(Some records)
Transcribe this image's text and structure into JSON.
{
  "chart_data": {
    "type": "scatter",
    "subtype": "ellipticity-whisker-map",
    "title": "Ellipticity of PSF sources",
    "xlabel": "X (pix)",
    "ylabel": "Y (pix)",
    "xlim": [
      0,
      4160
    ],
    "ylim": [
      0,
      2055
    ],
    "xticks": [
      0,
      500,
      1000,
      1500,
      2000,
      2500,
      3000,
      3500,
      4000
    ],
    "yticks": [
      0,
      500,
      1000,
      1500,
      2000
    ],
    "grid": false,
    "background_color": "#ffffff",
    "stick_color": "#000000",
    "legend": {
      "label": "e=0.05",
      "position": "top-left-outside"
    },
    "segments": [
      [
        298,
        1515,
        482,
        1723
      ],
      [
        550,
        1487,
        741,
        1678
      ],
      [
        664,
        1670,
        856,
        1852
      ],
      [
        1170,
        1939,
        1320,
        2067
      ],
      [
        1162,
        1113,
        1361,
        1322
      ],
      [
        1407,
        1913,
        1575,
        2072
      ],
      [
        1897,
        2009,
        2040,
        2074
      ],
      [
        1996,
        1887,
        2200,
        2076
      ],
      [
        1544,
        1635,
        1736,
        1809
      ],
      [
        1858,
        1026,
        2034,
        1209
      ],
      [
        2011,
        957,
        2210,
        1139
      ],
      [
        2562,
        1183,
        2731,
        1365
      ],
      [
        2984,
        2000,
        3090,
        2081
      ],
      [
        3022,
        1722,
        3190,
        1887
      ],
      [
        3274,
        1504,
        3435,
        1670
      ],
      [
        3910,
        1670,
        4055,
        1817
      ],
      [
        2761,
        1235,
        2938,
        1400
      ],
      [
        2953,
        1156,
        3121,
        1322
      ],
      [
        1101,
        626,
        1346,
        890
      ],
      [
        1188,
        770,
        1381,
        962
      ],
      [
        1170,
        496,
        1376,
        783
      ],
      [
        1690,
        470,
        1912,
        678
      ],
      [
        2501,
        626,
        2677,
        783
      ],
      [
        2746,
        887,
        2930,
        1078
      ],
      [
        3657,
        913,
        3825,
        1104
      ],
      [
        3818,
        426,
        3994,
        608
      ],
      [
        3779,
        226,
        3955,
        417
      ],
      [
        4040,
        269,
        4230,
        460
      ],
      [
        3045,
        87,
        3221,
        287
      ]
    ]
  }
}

§ **Work required**: Reproduce the material verbatim, line by line.

§ **Solution to this problem**:
Transcribe this image's text and structure into JSON.
{
  "chart_data": {
    "type": "scatter",
    "subtype": "ellipticity-whisker-map",
    "title": "Ellipticity of PSF sources",
    "xlabel": "X (pix)",
    "ylabel": "Y (pix)",
    "xlim": [
      0,
      4160
    ],
    "ylim": [
      0,
      2055
    ],
    "xticks": [
      0,
      500,
      1000,
      1500,
      2000,
      2500,
      3000,
      3500,
      4000
    ],
    "yticks": [
      0,
      500,
      1000,
      1500,
      2000
    ],
    "grid": false,
    "background_color": "#ffffff",
    "stick_color": "#000000",
    "legend": {
      "label": "e=0.05",
      "position": "top-left-outside"
    },
    "segments": [
      [
        298,
        1515,
        482,
        1723
      ],
      [
        550,
        1487,
        741,
        1678
      ],
      [
        664,
        1670,
        856,
        1852
      ],
      [
        1170,
        1939,
        1320,
        2067
      ],
      [
        1162,
        1113,
        1361,
        1322
      ],
      [
        1407,
        1913,
        1575,
        2072
      ],
      [
        1897,
        2009,
        2040,
        2074
      ],
      [
        1996,
        1887,
        2200,
        2076
      ],
      [
        1544,
        1635,
        1736,
        1809
      ],
      [
        1858,
        1026,
        2034,
        1209
      ],
      [
        2011,
        957,
        2210,
        1139
      ],
      [
        2562,
        1183,
        2731,
        1365
      ],
      [
        2984,
        2000,
        3090,
        2081
      ],
      [
        3022,
        1722,
        3190,
        1887
      ],
      [
        3274,
        1504,
        3435,
        1670
      ],
      [
        3910,
        1670,
        4055,
        1817
      ],
      [
        2761,
        1235,
        2938,
        1400
      ],
      [
        2953,
        1156,
        3121,
        1322
      ],
      [
        1101,
        626,
        1346,
        890
      ],
      [
        1188,
        770,
        1381,
        962
      ],
      [
        1170,
        496,
        1376,
        783
      ],
      [
        1690,
        470,
        1912,
        678
      ],
      [
        2501,
        626,
        2677,
        783
      ],
      [
        2746,
        887,
        2930,
        1078
      ],
      [
        3657,
        913,
        3825,
        1104
      ],
      [
        3818,
        426,
        3994,
        608
      ],
      [
        3779,
        226,
        3955,
        417
      ],
      [
        4040,
        269,
        4230,
        460
      ],
      [
        3045,
        87,
        3221,
        287
      ]
    ]
  }
}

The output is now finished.